— start —

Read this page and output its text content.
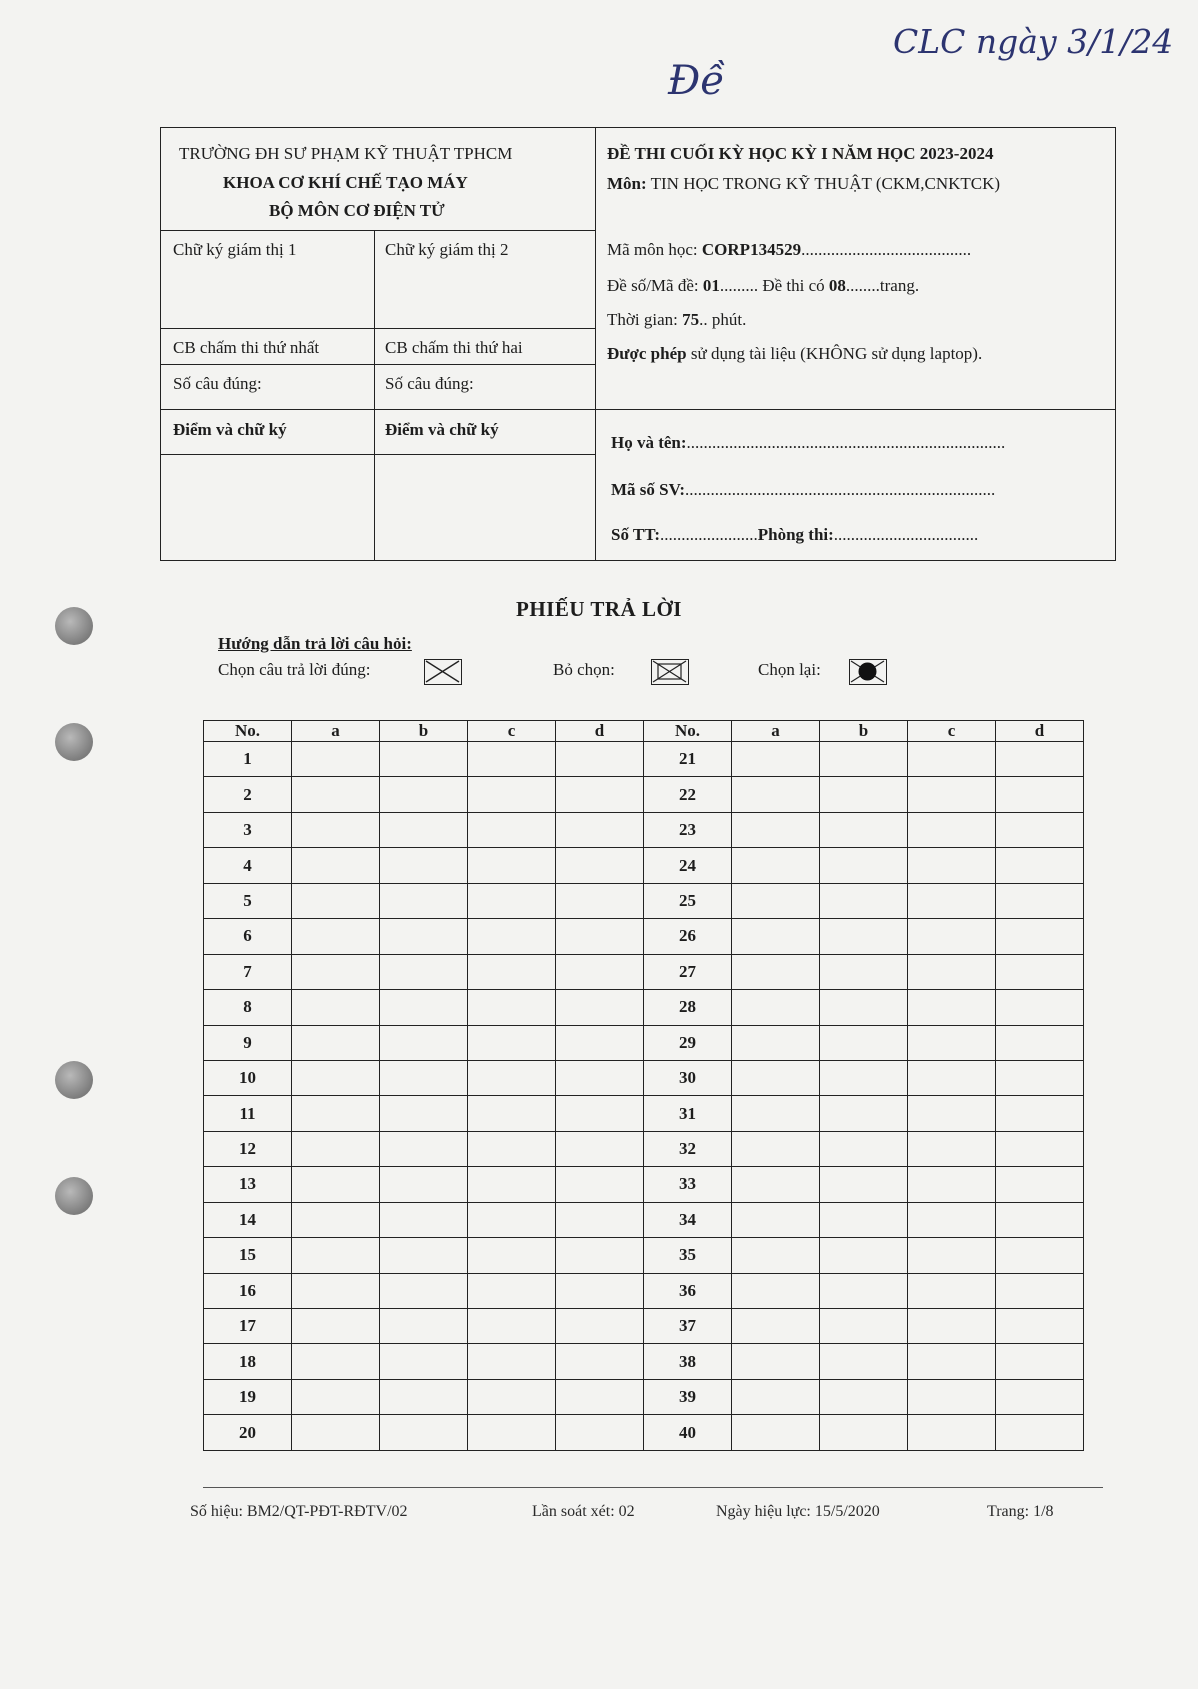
Đề
CLC ngày 3/1/24
TRƯỜNG ĐH SƯ PHẠM KỸ THUẬT TPHCM
KHOA CƠ KHÍ CHẾ TẠO MÁY
BỘ MÔN CƠ ĐIỆN TỬ
Chữ ký giám thị 1	Chữ ký giám thị 2
CB chấm thi thứ nhất	CB chấm thi thứ hai
Số câu đúng:	Số câu đúng:
Điểm và chữ ký	Điểm và chữ ký
ĐỀ THI CUỐI KỲ HỌC KỲ I NĂM HỌC 2023-2024
Môn: TIN HỌC TRONG KỸ THUẬT (CKM,CNKTCK)
Mã môn học: CORP134529........................................
Đề số/Mã đề: 01......... Đề thi có 08........trang.
Thời gian: 75.. phút.
Được phép sử dụng tài liệu (KHÔNG sử dụng laptop).
Họ và tên:...........................................................................
Mã số SV:.........................................................................
Số TT:.......................Phòng thi:..................................
PHIẾU TRẢ LỜI
Hướng dẫn trả lời câu hỏi:
Chọn câu trả lời đúng:	Bỏ chọn:	Chọn lại:
No.	a	b	c	d	No.	a	b	c	d
1					21				
2					22				
3					23				
4					24				
5					25				
6					26				
7					27				
8					28				
9					29				
10					30				
11					31				
12					32				
13					33				
14					34				
15					35				
16					36				
17					37				
18					38				
19					39				
20					40				
Số hiệu: BM2/QT-PĐT-RĐTV/02	Lần soát xét: 02	Ngày hiệu lực: 15/5/2020	Trang: 1/8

— end —

• _Directions for this task_
Report all lines of the material that contain the word "đúng".

• _Exercise solution_
Số câu đúng:	Số câu đúng:
Chọn câu trả lời đúng:	Bỏ chọn:	Chọn lại:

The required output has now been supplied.